----- Reading text

I am a big believer that each of us have angels put in our lives when we need them. I have come to know that many of my friends and family members have been answers to my prayers just in the time I was in need. I have often thanked God for this and it has been a part of my testimony in His Eternal Plan for all of us here on earth.
I think when He was deciding long ago who to put in my life and when it took quite a bit of time. But I don't think anything took quite as much thought and debate as matching me with Jenny Lowe. I think both Heaven and Hell were confused the day we became roommates. You see, long long ago, before the Earth was formed, Jenny and I were creating all kinds of mischief in Heaven, such as, tripping over something and smashing into Noah's ark, pushing down one of Abraham's kids, etc. And yet, we were fighting Satan like crazy cause as we say now we hate that SOB, knowing full well that technically calling him an "SOB" is very inaccurate and disrespectful to Heavenly Mother. Anyways, we hate him. A lot. He has made our lives so miserable at times. Especially when we fall in his stupid little traps. You see, there are some commandments that are just really hard for us to follow. Like we love going to Smiths but we especially love it on Sundays. And we love to use our mouths, but it's even funner when you swear at drivers, boys, Kardashian haters, etc. At the same time, we excel in some areas...like making candy posters for people having a hard time, and bearing our testimony about how awesome our Bishop is when the rest of the ward was pissed off at him, and writing a song for the one and only Scotty Catt.
So what I'm trying to say is that the day we met had to be quite the risk for God. Knowing all the things we could damage, like literally breaking an entire shelf in Target, etc....yet knowing we could play life changing roles in each others lives.

----------

▸ **What to do**
Reproduce the part of the essay about angels and a roommate that runs from "I am a big believer" to "here on earth.", word for word.

----- Given entries

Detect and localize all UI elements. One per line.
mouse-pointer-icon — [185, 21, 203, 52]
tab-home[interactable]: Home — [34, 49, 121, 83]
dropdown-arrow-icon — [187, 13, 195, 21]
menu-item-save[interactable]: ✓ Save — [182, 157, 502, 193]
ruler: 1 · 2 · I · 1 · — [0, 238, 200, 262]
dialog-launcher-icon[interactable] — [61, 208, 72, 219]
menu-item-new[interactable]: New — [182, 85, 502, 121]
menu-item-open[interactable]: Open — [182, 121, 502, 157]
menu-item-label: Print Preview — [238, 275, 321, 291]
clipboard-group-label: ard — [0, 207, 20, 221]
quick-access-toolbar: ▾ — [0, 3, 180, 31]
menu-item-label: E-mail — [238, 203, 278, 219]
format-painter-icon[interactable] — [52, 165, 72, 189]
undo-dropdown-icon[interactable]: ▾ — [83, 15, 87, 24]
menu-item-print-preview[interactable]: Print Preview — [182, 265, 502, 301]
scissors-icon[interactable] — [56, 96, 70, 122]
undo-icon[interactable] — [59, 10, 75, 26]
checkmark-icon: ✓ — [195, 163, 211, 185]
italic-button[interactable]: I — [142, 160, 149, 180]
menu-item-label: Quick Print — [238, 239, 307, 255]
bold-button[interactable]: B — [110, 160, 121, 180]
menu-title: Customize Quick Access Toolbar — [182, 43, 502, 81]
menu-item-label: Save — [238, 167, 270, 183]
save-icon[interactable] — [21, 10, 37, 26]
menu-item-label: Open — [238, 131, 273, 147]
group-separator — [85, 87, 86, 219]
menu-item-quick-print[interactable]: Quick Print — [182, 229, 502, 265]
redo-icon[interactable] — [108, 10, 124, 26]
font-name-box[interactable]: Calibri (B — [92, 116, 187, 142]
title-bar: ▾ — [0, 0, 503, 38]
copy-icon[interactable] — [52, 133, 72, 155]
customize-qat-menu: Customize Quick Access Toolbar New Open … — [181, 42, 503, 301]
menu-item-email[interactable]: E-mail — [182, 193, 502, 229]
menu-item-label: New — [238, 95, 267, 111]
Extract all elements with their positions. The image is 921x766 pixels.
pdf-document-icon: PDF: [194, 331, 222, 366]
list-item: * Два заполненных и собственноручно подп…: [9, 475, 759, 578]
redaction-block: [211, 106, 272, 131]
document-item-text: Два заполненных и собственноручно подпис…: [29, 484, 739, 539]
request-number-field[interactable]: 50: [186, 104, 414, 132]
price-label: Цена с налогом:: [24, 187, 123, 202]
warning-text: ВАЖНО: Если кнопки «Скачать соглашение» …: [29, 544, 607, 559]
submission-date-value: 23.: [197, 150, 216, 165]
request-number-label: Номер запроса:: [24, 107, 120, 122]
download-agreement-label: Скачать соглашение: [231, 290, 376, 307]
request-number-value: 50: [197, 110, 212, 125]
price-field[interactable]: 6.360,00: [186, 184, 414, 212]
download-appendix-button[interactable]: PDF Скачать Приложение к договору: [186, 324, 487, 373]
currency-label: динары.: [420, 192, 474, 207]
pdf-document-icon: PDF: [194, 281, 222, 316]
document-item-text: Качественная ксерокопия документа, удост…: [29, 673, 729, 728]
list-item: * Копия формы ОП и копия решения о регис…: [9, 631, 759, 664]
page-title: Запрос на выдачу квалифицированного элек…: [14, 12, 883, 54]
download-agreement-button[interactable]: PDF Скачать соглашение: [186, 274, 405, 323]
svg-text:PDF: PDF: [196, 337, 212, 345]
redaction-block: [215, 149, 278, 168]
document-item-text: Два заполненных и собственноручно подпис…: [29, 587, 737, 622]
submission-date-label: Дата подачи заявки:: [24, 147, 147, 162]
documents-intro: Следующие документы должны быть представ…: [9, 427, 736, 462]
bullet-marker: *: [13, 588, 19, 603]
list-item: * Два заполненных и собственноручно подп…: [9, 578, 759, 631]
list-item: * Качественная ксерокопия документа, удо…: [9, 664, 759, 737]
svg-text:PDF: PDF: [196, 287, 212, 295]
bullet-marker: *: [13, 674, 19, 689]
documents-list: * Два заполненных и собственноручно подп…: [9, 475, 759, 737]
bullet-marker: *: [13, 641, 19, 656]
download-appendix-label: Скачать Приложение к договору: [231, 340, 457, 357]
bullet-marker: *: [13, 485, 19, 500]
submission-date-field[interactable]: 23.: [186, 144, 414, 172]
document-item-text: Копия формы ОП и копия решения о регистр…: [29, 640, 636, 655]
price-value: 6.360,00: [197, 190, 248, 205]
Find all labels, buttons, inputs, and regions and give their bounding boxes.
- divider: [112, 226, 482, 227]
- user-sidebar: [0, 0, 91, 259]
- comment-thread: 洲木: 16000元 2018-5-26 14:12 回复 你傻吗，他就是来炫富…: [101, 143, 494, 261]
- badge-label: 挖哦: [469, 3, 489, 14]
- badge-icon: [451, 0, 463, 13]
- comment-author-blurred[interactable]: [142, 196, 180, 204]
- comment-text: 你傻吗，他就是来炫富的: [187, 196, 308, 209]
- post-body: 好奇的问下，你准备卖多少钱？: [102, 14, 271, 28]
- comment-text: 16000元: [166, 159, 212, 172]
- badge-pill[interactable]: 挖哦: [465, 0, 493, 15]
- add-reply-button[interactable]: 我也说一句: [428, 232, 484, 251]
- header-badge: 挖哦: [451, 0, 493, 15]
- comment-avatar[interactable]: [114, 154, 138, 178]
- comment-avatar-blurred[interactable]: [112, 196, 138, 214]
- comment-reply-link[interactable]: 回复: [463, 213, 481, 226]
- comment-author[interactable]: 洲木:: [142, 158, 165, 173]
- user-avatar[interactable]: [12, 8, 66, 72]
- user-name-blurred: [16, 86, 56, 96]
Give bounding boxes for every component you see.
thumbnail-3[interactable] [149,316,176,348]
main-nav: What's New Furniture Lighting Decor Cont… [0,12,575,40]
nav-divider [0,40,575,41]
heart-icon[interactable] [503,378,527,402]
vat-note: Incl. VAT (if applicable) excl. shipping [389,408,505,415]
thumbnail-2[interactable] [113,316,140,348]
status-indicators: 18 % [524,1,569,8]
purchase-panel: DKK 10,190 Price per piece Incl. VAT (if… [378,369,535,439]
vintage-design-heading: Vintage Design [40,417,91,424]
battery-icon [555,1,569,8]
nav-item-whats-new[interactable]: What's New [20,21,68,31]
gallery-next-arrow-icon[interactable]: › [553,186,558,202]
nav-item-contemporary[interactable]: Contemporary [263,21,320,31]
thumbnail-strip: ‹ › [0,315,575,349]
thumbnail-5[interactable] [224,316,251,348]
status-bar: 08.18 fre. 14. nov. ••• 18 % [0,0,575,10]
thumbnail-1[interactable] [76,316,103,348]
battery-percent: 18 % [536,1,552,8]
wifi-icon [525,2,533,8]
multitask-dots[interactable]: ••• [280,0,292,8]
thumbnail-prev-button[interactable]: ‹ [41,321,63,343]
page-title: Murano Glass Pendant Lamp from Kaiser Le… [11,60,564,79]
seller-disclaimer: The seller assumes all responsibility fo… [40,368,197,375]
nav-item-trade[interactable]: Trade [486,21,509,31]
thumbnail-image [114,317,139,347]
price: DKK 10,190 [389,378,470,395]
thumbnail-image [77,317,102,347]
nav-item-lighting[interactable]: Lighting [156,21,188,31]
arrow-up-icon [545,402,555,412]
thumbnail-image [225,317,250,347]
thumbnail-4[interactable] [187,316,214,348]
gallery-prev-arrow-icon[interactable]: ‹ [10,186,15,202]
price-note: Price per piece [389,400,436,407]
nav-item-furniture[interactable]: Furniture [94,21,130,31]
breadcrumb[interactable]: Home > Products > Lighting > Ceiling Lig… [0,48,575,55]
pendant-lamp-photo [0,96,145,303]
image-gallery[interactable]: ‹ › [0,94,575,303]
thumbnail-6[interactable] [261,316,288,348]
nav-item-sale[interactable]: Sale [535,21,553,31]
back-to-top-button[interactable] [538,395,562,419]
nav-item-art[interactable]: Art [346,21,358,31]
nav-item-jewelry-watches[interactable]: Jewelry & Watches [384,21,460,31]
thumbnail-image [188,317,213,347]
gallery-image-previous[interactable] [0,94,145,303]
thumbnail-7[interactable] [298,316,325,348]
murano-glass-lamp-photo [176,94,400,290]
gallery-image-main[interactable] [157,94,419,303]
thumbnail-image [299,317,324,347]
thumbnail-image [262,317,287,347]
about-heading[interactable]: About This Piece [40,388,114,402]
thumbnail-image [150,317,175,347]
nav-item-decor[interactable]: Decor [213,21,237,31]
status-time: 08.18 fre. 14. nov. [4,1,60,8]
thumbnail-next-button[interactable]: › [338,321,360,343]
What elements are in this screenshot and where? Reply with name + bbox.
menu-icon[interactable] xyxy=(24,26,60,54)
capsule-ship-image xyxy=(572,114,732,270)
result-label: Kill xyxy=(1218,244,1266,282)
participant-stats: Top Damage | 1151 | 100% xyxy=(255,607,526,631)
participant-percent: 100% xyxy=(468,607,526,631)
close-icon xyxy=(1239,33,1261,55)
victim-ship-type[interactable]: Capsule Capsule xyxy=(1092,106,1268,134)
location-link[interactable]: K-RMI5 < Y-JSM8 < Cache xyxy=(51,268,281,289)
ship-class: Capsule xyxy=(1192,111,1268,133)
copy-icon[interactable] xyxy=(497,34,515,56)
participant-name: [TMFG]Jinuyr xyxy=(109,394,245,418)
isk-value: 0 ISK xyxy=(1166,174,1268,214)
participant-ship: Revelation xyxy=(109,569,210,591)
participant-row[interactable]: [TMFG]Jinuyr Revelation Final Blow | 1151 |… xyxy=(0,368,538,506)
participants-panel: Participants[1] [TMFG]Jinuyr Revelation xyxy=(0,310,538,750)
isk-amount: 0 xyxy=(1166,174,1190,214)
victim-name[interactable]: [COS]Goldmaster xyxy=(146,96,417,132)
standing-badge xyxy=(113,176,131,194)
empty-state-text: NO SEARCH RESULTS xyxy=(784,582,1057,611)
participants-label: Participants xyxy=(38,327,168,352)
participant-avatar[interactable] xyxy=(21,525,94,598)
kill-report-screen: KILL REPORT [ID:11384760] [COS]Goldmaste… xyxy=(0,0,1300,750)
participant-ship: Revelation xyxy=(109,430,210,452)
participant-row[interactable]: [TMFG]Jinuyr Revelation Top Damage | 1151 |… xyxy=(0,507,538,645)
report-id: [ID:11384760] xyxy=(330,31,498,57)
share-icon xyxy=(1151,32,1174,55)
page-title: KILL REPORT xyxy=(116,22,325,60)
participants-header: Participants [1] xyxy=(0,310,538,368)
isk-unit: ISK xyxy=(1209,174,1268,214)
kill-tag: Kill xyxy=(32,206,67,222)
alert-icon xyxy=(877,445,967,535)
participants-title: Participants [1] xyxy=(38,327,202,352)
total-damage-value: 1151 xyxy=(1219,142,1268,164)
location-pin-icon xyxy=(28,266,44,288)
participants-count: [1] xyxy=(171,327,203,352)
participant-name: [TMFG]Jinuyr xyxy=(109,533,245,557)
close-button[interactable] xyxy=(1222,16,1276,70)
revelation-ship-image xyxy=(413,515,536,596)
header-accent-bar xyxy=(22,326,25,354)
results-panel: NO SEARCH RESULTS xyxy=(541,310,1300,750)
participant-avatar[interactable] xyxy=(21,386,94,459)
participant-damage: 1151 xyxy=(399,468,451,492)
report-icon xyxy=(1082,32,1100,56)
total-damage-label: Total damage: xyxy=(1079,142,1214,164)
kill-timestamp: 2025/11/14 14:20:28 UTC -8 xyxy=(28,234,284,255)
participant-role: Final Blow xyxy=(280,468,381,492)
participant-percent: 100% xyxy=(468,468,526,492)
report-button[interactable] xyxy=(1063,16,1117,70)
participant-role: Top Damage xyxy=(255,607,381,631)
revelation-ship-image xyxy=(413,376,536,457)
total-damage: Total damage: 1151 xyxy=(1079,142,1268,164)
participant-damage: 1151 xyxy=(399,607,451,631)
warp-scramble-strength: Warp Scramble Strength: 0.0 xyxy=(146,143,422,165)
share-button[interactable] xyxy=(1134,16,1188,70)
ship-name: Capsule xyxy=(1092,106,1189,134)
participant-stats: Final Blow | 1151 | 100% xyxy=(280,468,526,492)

----------

▸ **Result for this task**
I am a big believer that each of us have angels put in our lives when we need them. I have come to know that many of my friends and family members have been answers to my prayers just in the time I was in need. I have often thanked God for this and it has been a part of my testimony in His Eternal Plan for all of us here on earth.